§ YOUR GOAL
Reproduce word for word the passage of the reclustering discussion below that opens with the words containing "I'm running a" and closes with "when it's done.".

§ TEXT EXTRACT
↓↓↓

Ref: http://paulnorman.ca/blog/2016/06/improving-speed-with-reclustering/

Other options

In case of a problem a rollback can be done by restoring the table from the backup schema.

If diffs are mistakenly restarted early the state file needs to be reset and diffs re-run.

Why not wait for a reimport?

The OpenStreetMap Carto Lua branch which will require a reimport with hstore is not out of development. We have a few open issues before we can merge and are lacking in deveoper time for these issues. Once the lua branch is merged we will still be releasing 2.x releases which will work with the old database to allow time to change over.

Doing a reimport with the current settings is in some ways better, but requires either a full outage of the server, a fair amount of database disk space, or the possibility of updates being down for an extended time[1], and the certainty that updates will be stopped for about a day.

[1] If the old DB slim tables are dropped this saves room, but stops any updates on the old DB

Time required

I'm running a test on the server for testing old-style multipolygons. It's got faster single-threaded performance and absurdly faster drives, but it should give an indication. I'll add times when it's done.

tomhughes commented 8 years ago

This seems to be in the wrong place, unless you're seriously suggesting that we turn all that into a chef recipe...

Personally I really don't want to get involved with doing something that insanely complicated and risky.

We have a third tile server coming hopefully in a matter of weeks at which point my plan was to reimport everything on all three servers anyway. I was assuming that would be with the new style but if it has to be with the old one then fine.

pnorman commented 8 years ago

Personally I really don't want to get involved with doing something that insanely complicated and risky.

Reclustering and reindexing is standard maintenance. In the future we will be able to do so regularly?

zerebubuth commented 8 years ago

It sounds like, from the above instructions, that this can be done "online" (apart from stopped diffs) and doesn't interrupt rendering so could it potentially be automated?

If it's possible to write a script which does this, and incorporate that into a quarterly / bi-annual / annual run, then that would be great. It sounds like otherwise it's a lot of manual CLI work interspersed with periods of waiting.

Also, doing each table like this means it only requires the overhead of duplicating the largest table, right?

pnorman commented 8 years ago

It sounds like, from the above instructions, that this can be done "online" (apart from stopped diffs) and doesn't interrupt rendering so could it potentially be automated?

Yes, doing it offline is much simpler.

Also, doing each table like this means it only requires the overhead of duplicating the largest table, right?

Yes, if there's enough room and IO capacity I'd do all the tables at once in parallel, but this way reduces the extra space required.

tomhughes commented 8 years ago

Well there's no way that something that complicated and long running can be run directly from chef so the only way it could be done is by writing a script that chef installs which runs from cron.

But it's so intricate that I'm really reluctant to run it automatically with no human supervision. I haven't read it all but the fact there are 13 steps and vast amounts of custom SQL scares the pants of me. What are the recovery measures if any step goes wrong would be my first question? What is the risk of breaking something in a way such that there is no way to back out?

In any case there are all sorts of non-automatable things in there like "check tiles are still rendering" and "wait for updates to complete".

↑↑↑

§ DATA SHOWN

↓↓↓

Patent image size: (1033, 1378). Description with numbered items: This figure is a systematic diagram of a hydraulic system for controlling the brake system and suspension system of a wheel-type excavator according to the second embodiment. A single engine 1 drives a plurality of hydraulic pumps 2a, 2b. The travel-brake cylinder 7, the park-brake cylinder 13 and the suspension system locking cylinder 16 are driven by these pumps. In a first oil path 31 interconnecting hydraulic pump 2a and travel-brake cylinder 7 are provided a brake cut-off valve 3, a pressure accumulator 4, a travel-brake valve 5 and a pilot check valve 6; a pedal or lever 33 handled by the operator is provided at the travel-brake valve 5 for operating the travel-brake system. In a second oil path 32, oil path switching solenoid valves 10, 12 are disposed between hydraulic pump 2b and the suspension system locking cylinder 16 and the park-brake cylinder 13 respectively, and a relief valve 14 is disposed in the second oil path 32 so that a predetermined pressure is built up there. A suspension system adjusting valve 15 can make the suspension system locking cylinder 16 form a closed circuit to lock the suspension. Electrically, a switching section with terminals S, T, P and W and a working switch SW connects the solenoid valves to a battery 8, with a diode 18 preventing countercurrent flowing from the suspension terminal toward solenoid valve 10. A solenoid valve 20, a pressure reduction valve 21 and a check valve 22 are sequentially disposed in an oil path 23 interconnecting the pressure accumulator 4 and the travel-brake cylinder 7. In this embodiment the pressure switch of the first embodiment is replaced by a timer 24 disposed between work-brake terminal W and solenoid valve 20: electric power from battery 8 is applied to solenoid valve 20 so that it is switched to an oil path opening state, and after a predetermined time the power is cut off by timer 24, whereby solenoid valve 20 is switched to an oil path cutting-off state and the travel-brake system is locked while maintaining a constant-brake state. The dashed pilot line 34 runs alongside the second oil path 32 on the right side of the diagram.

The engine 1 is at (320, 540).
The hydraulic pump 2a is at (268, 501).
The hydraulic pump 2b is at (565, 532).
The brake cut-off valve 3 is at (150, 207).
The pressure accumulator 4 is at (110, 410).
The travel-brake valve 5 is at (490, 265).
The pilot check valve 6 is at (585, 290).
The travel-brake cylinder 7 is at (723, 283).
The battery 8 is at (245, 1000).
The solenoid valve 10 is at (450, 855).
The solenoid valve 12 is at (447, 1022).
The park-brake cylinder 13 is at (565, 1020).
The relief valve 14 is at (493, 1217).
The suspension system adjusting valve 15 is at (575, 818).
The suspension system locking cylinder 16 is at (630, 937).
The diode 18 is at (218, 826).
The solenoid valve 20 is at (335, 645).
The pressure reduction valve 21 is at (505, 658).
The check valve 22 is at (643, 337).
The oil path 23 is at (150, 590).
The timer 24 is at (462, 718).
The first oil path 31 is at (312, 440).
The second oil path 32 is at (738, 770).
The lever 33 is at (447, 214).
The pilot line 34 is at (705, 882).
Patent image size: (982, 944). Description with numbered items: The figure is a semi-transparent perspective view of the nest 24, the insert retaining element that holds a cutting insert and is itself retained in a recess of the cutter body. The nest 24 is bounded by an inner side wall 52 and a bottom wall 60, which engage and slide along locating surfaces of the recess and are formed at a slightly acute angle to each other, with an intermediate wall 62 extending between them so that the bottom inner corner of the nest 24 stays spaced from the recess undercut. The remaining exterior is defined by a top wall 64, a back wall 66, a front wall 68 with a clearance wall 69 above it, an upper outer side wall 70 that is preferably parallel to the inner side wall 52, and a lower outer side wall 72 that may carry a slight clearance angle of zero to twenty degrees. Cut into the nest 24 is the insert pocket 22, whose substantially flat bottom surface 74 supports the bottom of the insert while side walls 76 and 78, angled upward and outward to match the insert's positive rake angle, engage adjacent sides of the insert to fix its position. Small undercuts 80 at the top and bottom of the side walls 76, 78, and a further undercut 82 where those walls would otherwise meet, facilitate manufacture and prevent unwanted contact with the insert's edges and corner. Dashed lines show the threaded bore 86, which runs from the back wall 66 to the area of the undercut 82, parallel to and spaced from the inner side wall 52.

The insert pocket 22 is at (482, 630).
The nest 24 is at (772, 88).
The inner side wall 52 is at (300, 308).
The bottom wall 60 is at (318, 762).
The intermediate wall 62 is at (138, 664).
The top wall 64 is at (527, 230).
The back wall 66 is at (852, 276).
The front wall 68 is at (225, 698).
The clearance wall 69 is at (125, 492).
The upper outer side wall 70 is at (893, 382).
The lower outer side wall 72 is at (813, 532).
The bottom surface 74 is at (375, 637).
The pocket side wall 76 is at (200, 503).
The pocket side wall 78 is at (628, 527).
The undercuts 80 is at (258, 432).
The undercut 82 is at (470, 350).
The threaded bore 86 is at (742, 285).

↑↑↑

§ RESULT OF THIS TASK
I'm running a test on the server for testing old-style multipolygons. It's got faster single-threaded performance and absurdly faster drives, but it should give an indication. I'll add times when it's done.